▶ **TASK**
Can you express the items below, from their first line through the line containing "- titel-label: Titel: [34, 160, 67, 175]" (both included), as a JSON list of strings, one string per line, with any blank lines left out?

===== MATERIAL

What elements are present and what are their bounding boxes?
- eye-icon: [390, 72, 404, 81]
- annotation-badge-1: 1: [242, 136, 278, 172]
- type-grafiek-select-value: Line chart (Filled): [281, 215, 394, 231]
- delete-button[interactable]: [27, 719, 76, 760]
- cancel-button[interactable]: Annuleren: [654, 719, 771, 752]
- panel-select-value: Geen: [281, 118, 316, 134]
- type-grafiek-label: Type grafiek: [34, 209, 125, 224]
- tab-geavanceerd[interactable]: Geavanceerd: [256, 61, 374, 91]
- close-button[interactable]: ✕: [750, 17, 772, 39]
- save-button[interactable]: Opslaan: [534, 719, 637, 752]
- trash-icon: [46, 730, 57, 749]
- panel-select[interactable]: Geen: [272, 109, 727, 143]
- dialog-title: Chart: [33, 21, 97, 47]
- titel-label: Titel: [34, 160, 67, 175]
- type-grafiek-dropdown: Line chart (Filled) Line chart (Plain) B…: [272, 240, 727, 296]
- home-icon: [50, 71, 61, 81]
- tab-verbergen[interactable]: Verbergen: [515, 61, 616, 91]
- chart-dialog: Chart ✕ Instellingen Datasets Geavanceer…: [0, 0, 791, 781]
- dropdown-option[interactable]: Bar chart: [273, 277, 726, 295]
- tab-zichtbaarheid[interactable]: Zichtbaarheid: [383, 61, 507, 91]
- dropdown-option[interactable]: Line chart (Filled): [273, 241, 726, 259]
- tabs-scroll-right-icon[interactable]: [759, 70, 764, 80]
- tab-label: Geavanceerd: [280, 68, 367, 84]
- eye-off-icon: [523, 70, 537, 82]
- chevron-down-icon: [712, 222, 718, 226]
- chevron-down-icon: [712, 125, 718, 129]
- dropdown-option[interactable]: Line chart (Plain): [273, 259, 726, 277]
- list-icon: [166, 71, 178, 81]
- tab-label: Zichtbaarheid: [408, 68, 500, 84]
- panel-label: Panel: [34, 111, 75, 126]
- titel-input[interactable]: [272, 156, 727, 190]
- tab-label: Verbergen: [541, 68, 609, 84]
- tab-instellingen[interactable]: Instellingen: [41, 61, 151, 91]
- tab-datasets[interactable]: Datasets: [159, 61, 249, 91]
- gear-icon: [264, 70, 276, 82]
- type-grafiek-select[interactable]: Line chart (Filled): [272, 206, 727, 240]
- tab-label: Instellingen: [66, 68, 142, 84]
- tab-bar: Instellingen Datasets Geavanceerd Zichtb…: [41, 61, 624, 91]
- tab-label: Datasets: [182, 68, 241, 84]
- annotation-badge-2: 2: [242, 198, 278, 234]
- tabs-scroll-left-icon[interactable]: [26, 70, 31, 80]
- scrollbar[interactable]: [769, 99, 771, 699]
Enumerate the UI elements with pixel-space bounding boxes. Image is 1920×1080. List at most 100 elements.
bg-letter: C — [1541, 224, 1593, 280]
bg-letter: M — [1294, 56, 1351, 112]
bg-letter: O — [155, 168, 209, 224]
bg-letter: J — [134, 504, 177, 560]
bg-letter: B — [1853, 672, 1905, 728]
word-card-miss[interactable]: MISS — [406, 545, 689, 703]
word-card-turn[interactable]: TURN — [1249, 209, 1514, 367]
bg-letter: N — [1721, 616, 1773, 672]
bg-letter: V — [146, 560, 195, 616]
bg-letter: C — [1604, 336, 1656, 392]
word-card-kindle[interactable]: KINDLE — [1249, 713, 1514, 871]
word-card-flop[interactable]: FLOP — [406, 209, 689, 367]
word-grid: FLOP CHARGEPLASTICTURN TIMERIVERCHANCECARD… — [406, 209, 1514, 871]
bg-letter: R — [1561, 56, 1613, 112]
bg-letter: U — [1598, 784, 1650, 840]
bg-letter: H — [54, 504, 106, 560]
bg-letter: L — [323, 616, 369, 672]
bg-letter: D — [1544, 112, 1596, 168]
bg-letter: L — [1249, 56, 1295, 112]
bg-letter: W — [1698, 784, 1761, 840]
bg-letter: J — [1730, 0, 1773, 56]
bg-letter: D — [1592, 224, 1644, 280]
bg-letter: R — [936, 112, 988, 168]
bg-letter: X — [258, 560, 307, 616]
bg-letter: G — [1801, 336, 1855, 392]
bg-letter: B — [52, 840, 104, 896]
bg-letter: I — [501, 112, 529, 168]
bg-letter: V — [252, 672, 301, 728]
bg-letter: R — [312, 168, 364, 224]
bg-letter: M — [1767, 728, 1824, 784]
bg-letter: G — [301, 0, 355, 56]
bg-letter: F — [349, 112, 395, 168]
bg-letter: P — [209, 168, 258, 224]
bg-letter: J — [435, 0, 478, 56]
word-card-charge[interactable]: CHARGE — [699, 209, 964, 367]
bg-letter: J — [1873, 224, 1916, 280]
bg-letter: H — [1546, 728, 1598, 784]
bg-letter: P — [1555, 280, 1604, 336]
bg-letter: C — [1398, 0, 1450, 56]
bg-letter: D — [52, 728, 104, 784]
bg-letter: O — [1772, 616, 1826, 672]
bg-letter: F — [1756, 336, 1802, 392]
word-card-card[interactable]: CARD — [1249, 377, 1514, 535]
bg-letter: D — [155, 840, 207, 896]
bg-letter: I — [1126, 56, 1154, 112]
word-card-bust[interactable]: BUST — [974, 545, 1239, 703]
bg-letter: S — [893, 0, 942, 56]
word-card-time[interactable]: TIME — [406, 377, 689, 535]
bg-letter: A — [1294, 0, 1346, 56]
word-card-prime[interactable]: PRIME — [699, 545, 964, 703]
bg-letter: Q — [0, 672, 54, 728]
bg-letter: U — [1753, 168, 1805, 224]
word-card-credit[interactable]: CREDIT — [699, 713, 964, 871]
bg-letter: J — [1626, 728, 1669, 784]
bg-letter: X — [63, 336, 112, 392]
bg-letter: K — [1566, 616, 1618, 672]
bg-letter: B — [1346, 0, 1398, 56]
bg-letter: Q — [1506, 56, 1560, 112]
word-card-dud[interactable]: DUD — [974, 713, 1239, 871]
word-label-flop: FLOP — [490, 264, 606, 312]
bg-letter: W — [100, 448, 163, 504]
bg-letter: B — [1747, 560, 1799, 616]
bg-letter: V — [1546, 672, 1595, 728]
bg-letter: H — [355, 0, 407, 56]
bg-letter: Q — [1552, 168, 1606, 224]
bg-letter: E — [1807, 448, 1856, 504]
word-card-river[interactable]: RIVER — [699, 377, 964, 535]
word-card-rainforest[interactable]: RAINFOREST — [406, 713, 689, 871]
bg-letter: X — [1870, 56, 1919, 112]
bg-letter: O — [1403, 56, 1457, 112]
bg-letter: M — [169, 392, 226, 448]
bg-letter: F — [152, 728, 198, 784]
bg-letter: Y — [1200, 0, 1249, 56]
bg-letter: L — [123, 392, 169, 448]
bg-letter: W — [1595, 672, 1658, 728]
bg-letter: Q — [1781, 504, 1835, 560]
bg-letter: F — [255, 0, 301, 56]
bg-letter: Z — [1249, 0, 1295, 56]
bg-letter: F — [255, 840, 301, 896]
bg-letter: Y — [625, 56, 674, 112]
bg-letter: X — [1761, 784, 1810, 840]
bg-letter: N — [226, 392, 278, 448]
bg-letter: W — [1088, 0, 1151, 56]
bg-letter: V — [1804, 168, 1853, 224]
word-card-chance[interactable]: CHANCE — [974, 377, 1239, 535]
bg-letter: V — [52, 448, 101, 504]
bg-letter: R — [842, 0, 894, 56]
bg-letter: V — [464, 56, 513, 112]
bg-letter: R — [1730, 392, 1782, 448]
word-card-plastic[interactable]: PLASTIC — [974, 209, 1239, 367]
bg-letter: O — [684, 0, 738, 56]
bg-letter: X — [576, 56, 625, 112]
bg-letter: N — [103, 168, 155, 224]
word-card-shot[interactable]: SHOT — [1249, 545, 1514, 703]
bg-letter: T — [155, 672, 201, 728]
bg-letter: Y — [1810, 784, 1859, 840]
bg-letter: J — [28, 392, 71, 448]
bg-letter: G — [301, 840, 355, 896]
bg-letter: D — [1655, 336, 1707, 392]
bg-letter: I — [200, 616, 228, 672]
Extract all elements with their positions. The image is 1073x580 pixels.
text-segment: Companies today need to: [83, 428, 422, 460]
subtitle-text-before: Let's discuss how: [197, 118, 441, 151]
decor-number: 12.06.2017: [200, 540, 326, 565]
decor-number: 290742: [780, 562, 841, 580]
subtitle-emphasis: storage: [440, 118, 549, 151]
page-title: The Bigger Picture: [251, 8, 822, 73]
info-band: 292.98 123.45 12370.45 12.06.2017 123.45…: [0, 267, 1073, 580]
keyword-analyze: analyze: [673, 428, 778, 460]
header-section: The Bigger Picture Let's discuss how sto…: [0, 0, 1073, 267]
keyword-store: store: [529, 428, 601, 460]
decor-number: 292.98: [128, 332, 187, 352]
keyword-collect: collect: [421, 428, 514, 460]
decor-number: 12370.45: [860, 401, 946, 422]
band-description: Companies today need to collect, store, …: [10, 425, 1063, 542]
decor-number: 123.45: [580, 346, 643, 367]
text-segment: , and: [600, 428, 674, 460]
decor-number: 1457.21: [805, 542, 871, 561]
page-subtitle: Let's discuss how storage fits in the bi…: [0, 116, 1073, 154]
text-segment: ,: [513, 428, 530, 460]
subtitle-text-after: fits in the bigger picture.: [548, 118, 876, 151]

==========

▶ **RESPONSE TO THIS EXERCISE**
[
  "What elements are present and what are their bounding boxes?",
  "- eye-icon: [390, 72, 404, 81]",
  "- annotation-badge-1: 1: [242, 136, 278, 172]",
  "- type-grafiek-select-value: Line chart (Filled): [281, 215, 394, 231]",
  "- delete-button[interactable]: [27, 719, 76, 760]",
  "- cancel-button[interactable]: Annuleren: [654, 719, 771, 752]",
  "- panel-select-value: Geen: [281, 118, 316, 134]",
  "- type-grafiek-label: Type grafiek: [34, 209, 125, 224]",
  "- tab-geavanceerd[interactable]: Geavanceerd: [256, 61, 374, 91]",
  "- close-button[interactable]: ✕: [750, 17, 772, 39]",
  "- save-button[interactable]: Opslaan: [534, 719, 637, 752]",
  "- trash-icon: [46, 730, 57, 749]",
  "- panel-select[interactable]: Geen: [272, 109, 727, 143]",
  "- dialog-title: Chart: [33, 21, 97, 47]",
  "- titel-label: Titel: [34, 160, 67, 175]"
]